_WHAT IS NEEDED_: Write out the entries below once more, exactly, with the pictures left out.

--- START OF EXTRACTED MATERIAL ---

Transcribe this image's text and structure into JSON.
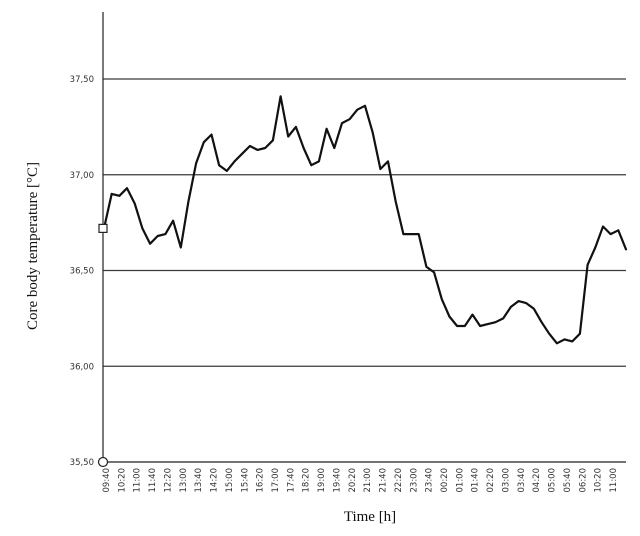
{
  "chart_data": {
    "type": "line",
    "title": "",
    "xlabel": "Time [h]",
    "ylabel": "Core body temperature  [°C]",
    "ylim": [
      35.5,
      37.85
    ],
    "y_ticks": [
      "35,50",
      "36,00",
      "36,50",
      "37,00",
      "37,50"
    ],
    "y_tick_values": [
      35.5,
      36.0,
      36.5,
      37.0,
      37.5
    ],
    "x_tick_labels": [
      "09:40",
      "10:20",
      "11:00",
      "11:40",
      "12:20",
      "13:00",
      "13:40",
      "14:20",
      "15:00",
      "15:40",
      "16:20",
      "17:00",
      "17:40",
      "18:20",
      "19:00",
      "19:40",
      "20:20",
      "21:00",
      "21:40",
      "22:20",
      "23:00",
      "23:40",
      "00:20",
      "01:00",
      "01:40",
      "02:20",
      "03:00",
      "03:40",
      "04:20",
      "05:00",
      "05:40",
      "06:20",
      "10:20",
      "11:00"
    ],
    "grid": true,
    "legend": "none",
    "series": [
      {
        "color": "#111111",
        "values": [
          36.72,
          36.9,
          36.89,
          36.93,
          36.85,
          36.72,
          36.64,
          36.68,
          36.69,
          36.76,
          36.62,
          36.86,
          37.06,
          37.17,
          37.21,
          37.05,
          37.02,
          37.07,
          37.11,
          37.15,
          37.13,
          37.14,
          37.18,
          37.41,
          37.2,
          37.25,
          37.14,
          37.05,
          37.07,
          37.24,
          37.14,
          37.27,
          37.29,
          37.34,
          37.36,
          37.22,
          37.03,
          37.07,
          36.86,
          36.69,
          36.69,
          36.69,
          36.52,
          36.49,
          36.35,
          36.26,
          36.21,
          36.21,
          36.27,
          36.21,
          36.22,
          36.23,
          36.25,
          36.31,
          36.34,
          36.33,
          36.3,
          36.23,
          36.17,
          36.12,
          36.14,
          36.13,
          36.17,
          36.53,
          36.62,
          36.73,
          36.69,
          36.71,
          36.61
        ]
      }
    ]
  }
}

--- END OF EXTRACTED MATERIAL ---

_EXERCISE ANSWER_:
Transcribe this image's text and structure into JSON.
{
  "chart_data": {
    "type": "line",
    "title": "",
    "xlabel": "Time [h]",
    "ylabel": "Core body temperature  [°C]",
    "ylim": [
      35.5,
      37.85
    ],
    "y_ticks": [
      "35,50",
      "36,00",
      "36,50",
      "37,00",
      "37,50"
    ],
    "y_tick_values": [
      35.5,
      36.0,
      36.5,
      37.0,
      37.5
    ],
    "x_tick_labels": [
      "09:40",
      "10:20",
      "11:00",
      "11:40",
      "12:20",
      "13:00",
      "13:40",
      "14:20",
      "15:00",
      "15:40",
      "16:20",
      "17:00",
      "17:40",
      "18:20",
      "19:00",
      "19:40",
      "20:20",
      "21:00",
      "21:40",
      "22:20",
      "23:00",
      "23:40",
      "00:20",
      "01:00",
      "01:40",
      "02:20",
      "03:00",
      "03:40",
      "04:20",
      "05:00",
      "05:40",
      "06:20",
      "10:20",
      "11:00"
    ],
    "grid": true,
    "legend": "none",
    "series": [
      {
        "color": "#111111",
        "values": [
          36.72,
          36.9,
          36.89,
          36.93,
          36.85,
          36.72,
          36.64,
          36.68,
          36.69,
          36.76,
          36.62,
          36.86,
          37.06,
          37.17,
          37.21,
          37.05,
          37.02,
          37.07,
          37.11,
          37.15,
          37.13,
          37.14,
          37.18,
          37.41,
          37.2,
          37.25,
          37.14,
          37.05,
          37.07,
          37.24,
          37.14,
          37.27,
          37.29,
          37.34,
          37.36,
          37.22,
          37.03,
          37.07,
          36.86,
          36.69,
          36.69,
          36.69,
          36.52,
          36.49,
          36.35,
          36.26,
          36.21,
          36.21,
          36.27,
          36.21,
          36.22,
          36.23,
          36.25,
          36.31,
          36.34,
          36.33,
          36.3,
          36.23,
          36.17,
          36.12,
          36.14,
          36.13,
          36.17,
          36.53,
          36.62,
          36.73,
          36.69,
          36.71,
          36.61
        ]
      }
    ]
  }
}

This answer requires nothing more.